━━━ Information given ━━━
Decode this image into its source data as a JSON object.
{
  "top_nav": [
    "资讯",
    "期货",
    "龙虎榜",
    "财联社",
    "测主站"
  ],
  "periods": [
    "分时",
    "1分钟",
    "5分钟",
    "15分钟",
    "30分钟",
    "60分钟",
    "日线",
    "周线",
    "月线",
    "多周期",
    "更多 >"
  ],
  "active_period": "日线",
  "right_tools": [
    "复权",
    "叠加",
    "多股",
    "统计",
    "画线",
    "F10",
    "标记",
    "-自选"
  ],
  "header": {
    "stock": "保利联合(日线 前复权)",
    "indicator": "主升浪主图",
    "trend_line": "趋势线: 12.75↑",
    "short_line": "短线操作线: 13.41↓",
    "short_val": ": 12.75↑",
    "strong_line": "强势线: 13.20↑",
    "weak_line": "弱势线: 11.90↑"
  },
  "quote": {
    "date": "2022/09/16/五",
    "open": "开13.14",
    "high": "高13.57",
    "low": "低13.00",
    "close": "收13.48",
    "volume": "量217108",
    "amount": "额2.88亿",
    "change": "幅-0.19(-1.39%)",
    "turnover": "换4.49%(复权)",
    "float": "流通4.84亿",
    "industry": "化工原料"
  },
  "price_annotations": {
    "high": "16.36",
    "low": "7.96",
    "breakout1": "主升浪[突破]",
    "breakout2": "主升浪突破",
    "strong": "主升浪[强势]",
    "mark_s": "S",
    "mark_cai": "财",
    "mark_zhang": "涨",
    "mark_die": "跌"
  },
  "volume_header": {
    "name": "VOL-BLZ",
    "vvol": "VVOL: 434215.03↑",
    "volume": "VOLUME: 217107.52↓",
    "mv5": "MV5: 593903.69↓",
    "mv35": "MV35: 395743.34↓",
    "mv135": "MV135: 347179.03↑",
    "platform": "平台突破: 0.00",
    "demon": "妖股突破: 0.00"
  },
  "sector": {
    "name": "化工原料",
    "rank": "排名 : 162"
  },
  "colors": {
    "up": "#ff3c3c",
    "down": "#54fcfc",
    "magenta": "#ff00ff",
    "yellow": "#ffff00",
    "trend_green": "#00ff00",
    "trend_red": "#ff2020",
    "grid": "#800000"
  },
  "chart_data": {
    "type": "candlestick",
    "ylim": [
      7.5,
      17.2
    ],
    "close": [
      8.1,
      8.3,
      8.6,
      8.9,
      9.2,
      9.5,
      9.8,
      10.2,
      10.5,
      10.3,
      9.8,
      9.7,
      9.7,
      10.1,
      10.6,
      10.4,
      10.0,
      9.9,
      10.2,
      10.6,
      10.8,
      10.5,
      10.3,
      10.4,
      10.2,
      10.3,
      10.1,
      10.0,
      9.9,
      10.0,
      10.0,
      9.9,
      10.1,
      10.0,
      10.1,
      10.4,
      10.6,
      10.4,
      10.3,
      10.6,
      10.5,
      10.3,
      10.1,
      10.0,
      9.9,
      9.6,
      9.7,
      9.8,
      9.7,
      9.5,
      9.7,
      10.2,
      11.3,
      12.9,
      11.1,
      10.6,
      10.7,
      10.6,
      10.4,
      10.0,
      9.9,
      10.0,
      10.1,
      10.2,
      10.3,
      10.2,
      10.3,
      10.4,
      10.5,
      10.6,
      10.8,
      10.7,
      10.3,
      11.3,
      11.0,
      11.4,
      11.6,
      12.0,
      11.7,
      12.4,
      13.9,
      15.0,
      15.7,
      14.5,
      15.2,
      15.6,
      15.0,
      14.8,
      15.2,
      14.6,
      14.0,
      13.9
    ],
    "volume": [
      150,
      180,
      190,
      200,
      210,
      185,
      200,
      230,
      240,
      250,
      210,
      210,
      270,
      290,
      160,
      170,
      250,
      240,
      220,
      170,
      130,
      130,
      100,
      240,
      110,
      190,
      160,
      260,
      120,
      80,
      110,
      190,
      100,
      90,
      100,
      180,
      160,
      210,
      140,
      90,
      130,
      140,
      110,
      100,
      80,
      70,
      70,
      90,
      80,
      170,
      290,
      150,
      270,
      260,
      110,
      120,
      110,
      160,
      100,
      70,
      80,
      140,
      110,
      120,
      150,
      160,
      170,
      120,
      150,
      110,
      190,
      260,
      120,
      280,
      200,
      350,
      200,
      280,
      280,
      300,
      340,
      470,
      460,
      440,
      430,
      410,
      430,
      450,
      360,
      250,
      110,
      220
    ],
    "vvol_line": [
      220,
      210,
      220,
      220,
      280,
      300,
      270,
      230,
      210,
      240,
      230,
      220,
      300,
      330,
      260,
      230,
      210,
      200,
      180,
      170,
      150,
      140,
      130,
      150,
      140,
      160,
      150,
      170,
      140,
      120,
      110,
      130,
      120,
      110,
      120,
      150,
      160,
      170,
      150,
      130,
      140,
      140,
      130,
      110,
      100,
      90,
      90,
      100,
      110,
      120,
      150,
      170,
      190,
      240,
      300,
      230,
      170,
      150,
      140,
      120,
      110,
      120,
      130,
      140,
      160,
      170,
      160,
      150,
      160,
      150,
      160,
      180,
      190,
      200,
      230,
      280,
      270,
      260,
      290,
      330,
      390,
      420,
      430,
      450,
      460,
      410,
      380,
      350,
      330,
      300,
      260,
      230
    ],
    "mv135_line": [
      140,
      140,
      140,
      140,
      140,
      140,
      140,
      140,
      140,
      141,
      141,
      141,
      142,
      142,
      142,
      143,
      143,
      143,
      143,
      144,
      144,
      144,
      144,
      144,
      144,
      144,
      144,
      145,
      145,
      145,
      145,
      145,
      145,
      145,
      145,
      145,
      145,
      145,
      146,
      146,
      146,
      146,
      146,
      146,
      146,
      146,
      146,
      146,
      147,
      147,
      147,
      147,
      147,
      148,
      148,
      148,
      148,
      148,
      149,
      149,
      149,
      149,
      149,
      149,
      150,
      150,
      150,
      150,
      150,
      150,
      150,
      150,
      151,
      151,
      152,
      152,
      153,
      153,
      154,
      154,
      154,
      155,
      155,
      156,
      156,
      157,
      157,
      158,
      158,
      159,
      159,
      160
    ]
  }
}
━━━
Job: Reproduce all of the records exactly.

Exercise response:
Decode this image into its source data as a JSON object.
{
  "top_nav": [
    "资讯",
    "期货",
    "龙虎榜",
    "财联社",
    "测主站"
  ],
  "periods": [
    "分时",
    "1分钟",
    "5分钟",
    "15分钟",
    "30分钟",
    "60分钟",
    "日线",
    "周线",
    "月线",
    "多周期",
    "更多 >"
  ],
  "active_period": "日线",
  "right_tools": [
    "复权",
    "叠加",
    "多股",
    "统计",
    "画线",
    "F10",
    "标记",
    "-自选"
  ],
  "header": {
    "stock": "保利联合(日线 前复权)",
    "indicator": "主升浪主图",
    "trend_line": "趋势线: 12.75↑",
    "short_line": "短线操作线: 13.41↓",
    "short_val": ": 12.75↑",
    "strong_line": "强势线: 13.20↑",
    "weak_line": "弱势线: 11.90↑"
  },
  "quote": {
    "date": "2022/09/16/五",
    "open": "开13.14",
    "high": "高13.57",
    "low": "低13.00",
    "close": "收13.48",
    "volume": "量217108",
    "amount": "额2.88亿",
    "change": "幅-0.19(-1.39%)",
    "turnover": "换4.49%(复权)",
    "float": "流通4.84亿",
    "industry": "化工原料"
  },
  "price_annotations": {
    "high": "16.36",
    "low": "7.96",
    "breakout1": "主升浪[突破]",
    "breakout2": "主升浪突破",
    "strong": "主升浪[强势]",
    "mark_s": "S",
    "mark_cai": "财",
    "mark_zhang": "涨",
    "mark_die": "跌"
  },
  "volume_header": {
    "name": "VOL-BLZ",
    "vvol": "VVOL: 434215.03↑",
    "volume": "VOLUME: 217107.52↓",
    "mv5": "MV5: 593903.69↓",
    "mv35": "MV35: 395743.34↓",
    "mv135": "MV135: 347179.03↑",
    "platform": "平台突破: 0.00",
    "demon": "妖股突破: 0.00"
  },
  "sector": {
    "name": "化工原料",
    "rank": "排名 : 162"
  },
  "colors": {
    "up": "#ff3c3c",
    "down": "#54fcfc",
    "magenta": "#ff00ff",
    "yellow": "#ffff00",
    "trend_green": "#00ff00",
    "trend_red": "#ff2020",
    "grid": "#800000"
  },
  "chart_data": {
    "type": "candlestick",
    "ylim": [
      7.5,
      17.2
    ],
    "close": [
      8.1,
      8.3,
      8.6,
      8.9,
      9.2,
      9.5,
      9.8,
      10.2,
      10.5,
      10.3,
      9.8,
      9.7,
      9.7,
      10.1,
      10.6,
      10.4,
      10.0,
      9.9,
      10.2,
      10.6,
      10.8,
      10.5,
      10.3,
      10.4,
      10.2,
      10.3,
      10.1,
      10.0,
      9.9,
      10.0,
      10.0,
      9.9,
      10.1,
      10.0,
      10.1,
      10.4,
      10.6,
      10.4,
      10.3,
      10.6,
      10.5,
      10.3,
      10.1,
      10.0,
      9.9,
      9.6,
      9.7,
      9.8,
      9.7,
      9.5,
      9.7,
      10.2,
      11.3,
      12.9,
      11.1,
      10.6,
      10.7,
      10.6,
      10.4,
      10.0,
      9.9,
      10.0,
      10.1,
      10.2,
      10.3,
      10.2,
      10.3,
      10.4,
      10.5,
      10.6,
      10.8,
      10.7,
      10.3,
      11.3,
      11.0,
      11.4,
      11.6,
      12.0,
      11.7,
      12.4,
      13.9,
      15.0,
      15.7,
      14.5,
      15.2,
      15.6,
      15.0,
      14.8,
      15.2,
      14.6,
      14.0,
      13.9
    ],
    "volume": [
      150,
      180,
      190,
      200,
      210,
      185,
      200,
      230,
      240,
      250,
      210,
      210,
      270,
      290,
      160,
      170,
      250,
      240,
      220,
      170,
      130,
      130,
      100,
      240,
      110,
      190,
      160,
      260,
      120,
      80,
      110,
      190,
      100,
      90,
      100,
      180,
      160,
      210,
      140,
      90,
      130,
      140,
      110,
      100,
      80,
      70,
      70,
      90,
      80,
      170,
      290,
      150,
      270,
      260,
      110,
      120,
      110,
      160,
      100,
      70,
      80,
      140,
      110,
      120,
      150,
      160,
      170,
      120,
      150,
      110,
      190,
      260,
      120,
      280,
      200,
      350,
      200,
      280,
      280,
      300,
      340,
      470,
      460,
      440,
      430,
      410,
      430,
      450,
      360,
      250,
      110,
      220
    ],
    "vvol_line": [
      220,
      210,
      220,
      220,
      280,
      300,
      270,
      230,
      210,
      240,
      230,
      220,
      300,
      330,
      260,
      230,
      210,
      200,
      180,
      170,
      150,
      140,
      130,
      150,
      140,
      160,
      150,
      170,
      140,
      120,
      110,
      130,
      120,
      110,
      120,
      150,
      160,
      170,
      150,
      130,
      140,
      140,
      130,
      110,
      100,
      90,
      90,
      100,
      110,
      120,
      150,
      170,
      190,
      240,
      300,
      230,
      170,
      150,
      140,
      120,
      110,
      120,
      130,
      140,
      160,
      170,
      160,
      150,
      160,
      150,
      160,
      180,
      190,
      200,
      230,
      280,
      270,
      260,
      290,
      330,
      390,
      420,
      430,
      450,
      460,
      410,
      380,
      350,
      330,
      300,
      260,
      230
    ],
    "mv135_line": [
      140,
      140,
      140,
      140,
      140,
      140,
      140,
      140,
      140,
      141,
      141,
      141,
      142,
      142,
      142,
      143,
      143,
      143,
      143,
      144,
      144,
      144,
      144,
      144,
      144,
      144,
      144,
      145,
      145,
      145,
      145,
      145,
      145,
      145,
      145,
      145,
      145,
      145,
      146,
      146,
      146,
      146,
      146,
      146,
      146,
      146,
      146,
      146,
      147,
      147,
      147,
      147,
      147,
      148,
      148,
      148,
      148,
      148,
      149,
      149,
      149,
      149,
      149,
      149,
      150,
      150,
      150,
      150,
      150,
      150,
      150,
      150,
      151,
      151,
      152,
      152,
      153,
      153,
      154,
      154,
      154,
      155,
      155,
      156,
      156,
      157,
      157,
      158,
      158,
      159,
      159,
      160
    ]
  }
}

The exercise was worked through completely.